▶ _Work to be completed_: Set the listing down again exactly, please, apart from its pictures.

▶ _Data provided_:
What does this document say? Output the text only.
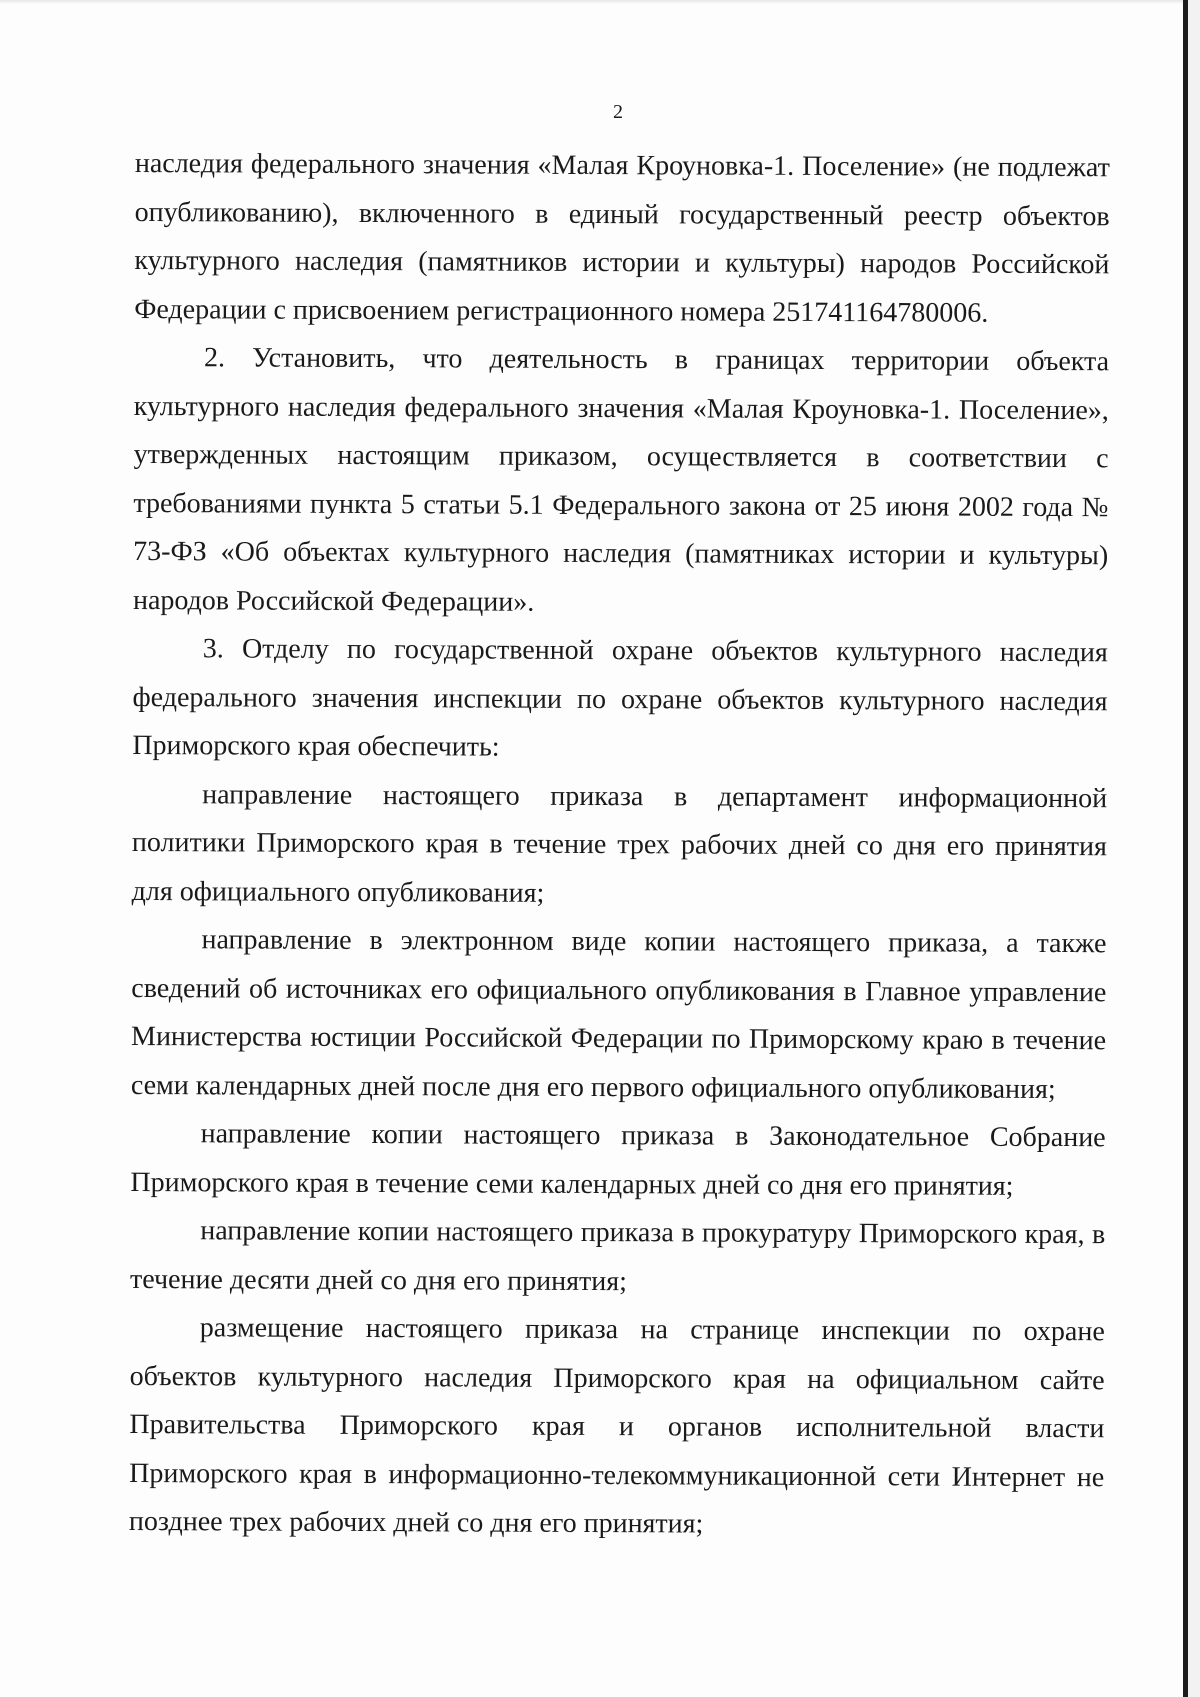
2

наследия федерального значения «Малая Кроуновка-1. Поселение» (не подлежат опубликованию), включенного в единый государственный реестр объектов культурного наследия (памятников истории и культуры) народов Российской Федерации с присвоением регистрационного номера 251741164780006.

2. Установить, что деятельность в границах территории объекта культурного наследия федерального значения «Малая Кроуновка-1. Поселение», утвержденных настоящим приказом, осуществляется в соответствии с требованиями пункта 5 статьи 5.1 Федерального закона от 25 июня 2002 года № 73-ФЗ «Об объектах культурного наследия (памятниках истории и культуры) народов Российской Федерации».

3. Отделу по государственной охране объектов культурного наследия федерального значения инспекции по охране объектов культурного наследия Приморского края обеспечить:

направление настоящего приказа в департамент информационной политики Приморского края в течение трех рабочих дней со дня его принятия для официального опубликования;

направление в электронном виде копии настоящего приказа, а также сведений об источниках его официального опубликования в Главное управление Министерства юстиции Российской Федерации по Приморскому краю в течение семи календарных дней после дня его первого официального опубликования;

направление копии настоящего приказа в Законодательное Собрание Приморского края в течение семи календарных дней со дня его принятия;

направление копии настоящего приказа в прокуратуру Приморского края, в течение десяти дней со дня его принятия;

размещение настоящего приказа на странице инспекции по охране объектов культурного наследия Приморского края на официальном сайте Правительства Приморского края и органов исполнительной власти Приморского края в информационно-телекоммуникационной сети Интернет не позднее трех рабочих дней со дня его принятия;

▶ _Response to the exercise_:
What does this document say? Output the text only.
2

наследия федерального значения «Малая Кроуновка-1. Поселение» (не подлежат опубликованию), включенного в единый государственный реестр объектов культурного наследия (памятников истории и культуры) народов Российской Федерации с присвоением регистрационного номера 251741164780006.

2. Установить, что деятельность в границах территории объекта культурного наследия федерального значения «Малая Кроуновка-1. Поселение», утвержденных настоящим приказом, осуществляется в соответствии с требованиями пункта 5 статьи 5.1 Федерального закона от 25 июня 2002 года № 73-ФЗ «Об объектах культурного наследия (памятниках истории и культуры) народов Российской Федерации».

3. Отделу по государственной охране объектов культурного наследия федерального значения инспекции по охране объектов культурного наследия Приморского края обеспечить:

направление настоящего приказа в департамент информационной политики Приморского края в течение трех рабочих дней со дня его принятия для официального опубликования;

направление в электронном виде копии настоящего приказа, а также сведений об источниках его официального опубликования в Главное управление Министерства юстиции Российской Федерации по Приморскому краю в течение семи календарных дней после дня его первого официального опубликования;

направление копии настоящего приказа в Законодательное Собрание Приморского края в течение семи календарных дней со дня его принятия;

направление копии настоящего приказа в прокуратуру Приморского края, в течение десяти дней со дня его принятия;

размещение настоящего приказа на странице инспекции по охране объектов культурного наследия Приморского края на официальном сайте Правительства Приморского края и органов исполнительной власти Приморского края в информационно-телекоммуникационной сети Интернет не позднее трех рабочих дней со дня его принятия;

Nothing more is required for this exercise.